═══ Passage shown
- Born: 12 September 1935 (age 90) London, England
- Occupation: Film editor
- Years active: 1958–2011
- Spouse: Sheila Johnston
- Relatives: Claire Bloom (sister) Anna Steiger (niece)

= John Bloom (film editor) =

English film editor (born 1935)

John Bloom (born 12 September 1935) is an English film editor with nearly fifty film credits commencing with the 1960 film, The Impersonator. He is the brother of actress Claire Bloom.

Bloom won the Academy Award for Best Film Editing and the American Cinema Editors (ACE) Award for Best Edited Feature Film for Gandhi (1982). He was nominated for Academy Awards in 1981 for his work on The French Lieutenant's Woman and in 1985 for A Chorus Line. He was nominated for the BAFTA Award for Best Editing in 1981 for The French Lieutenant's Woman, in 1982 for Gandhi, and in 1984 for Under Fire (with Mark Conte).

In 1999, the ACE awarded Bloom its Career Achievement Award.

In 2001, he won the Primetime Emmy Award for Outstanding Single Camera Picture Editing for a Miniseries, Movie or a Special for Wit, and, in 2004, the ACE Award for Best Edited Miniseries or Movie for Non-Commercial Television for his work on Angels in America (2003).
══════
═══ Listing
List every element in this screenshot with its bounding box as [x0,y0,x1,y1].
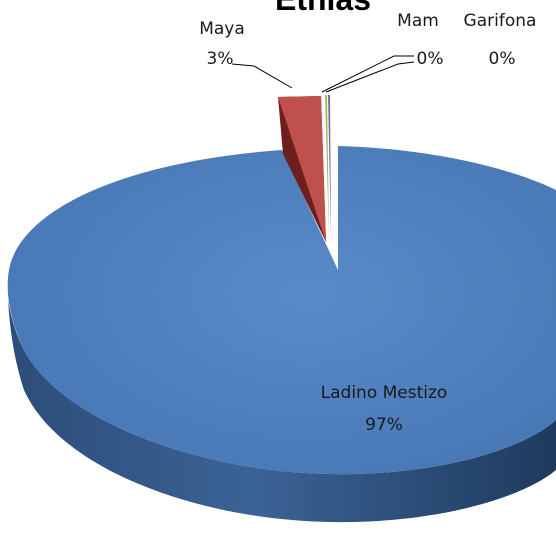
leader-line-garifona [325,61,415,93]
leader-line-mam [321,55,414,93]
pie-slice-ladino-mestizo-depth [8,300,556,523]
label-mam-name: Mam [397,11,439,31]
pie-slice-mam [325,95,329,240]
pie-slice-ladino-mestizo [7,146,556,475]
pie-slice-garifona [328,95,331,240]
label-mam-value: 0% [417,49,444,69]
label-ladino-mestizo-value: 97% [365,415,403,435]
label-maya-name: Maya [199,19,245,39]
label-ladino-mestizo-name: Ladino Mestizo [321,383,448,403]
label-garifona-value: 0% [489,49,516,69]
pie-slice-maya [278,96,326,242]
chart-title: Etnias [275,0,371,17]
leader-line-maya [231,63,293,89]
label-maya-value: 3% [207,49,234,69]
label-garifona-name: Garifona [464,11,537,31]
══════
- _Exercise task_:
From the John Bloom article, reproduce verbatim the stretch from "English film editor (born" through "(with Mark Conte).".

- _Answer for the task_:
English film editor (born 1935)

John Bloom (born 12 September 1935) is an English film editor with nearly fifty film credits commencing with the 1960 film, The Impersonator. He is the brother of actress Claire Bloom.

Bloom won the Academy Award for Best Film Editing and the American Cinema Editors (ACE) Award for Best Edited Feature Film for Gandhi (1982). He was nominated for Academy Awards in 1981 for his work on The French Lieutenant's Woman and in 1985 for A Chorus Line. He was nominated for the BAFTA Award for Best Editing in 1981 for The French Lieutenant's Woman, in 1982 for Gandhi, and in 1984 for Under Fire (with Mark Conte).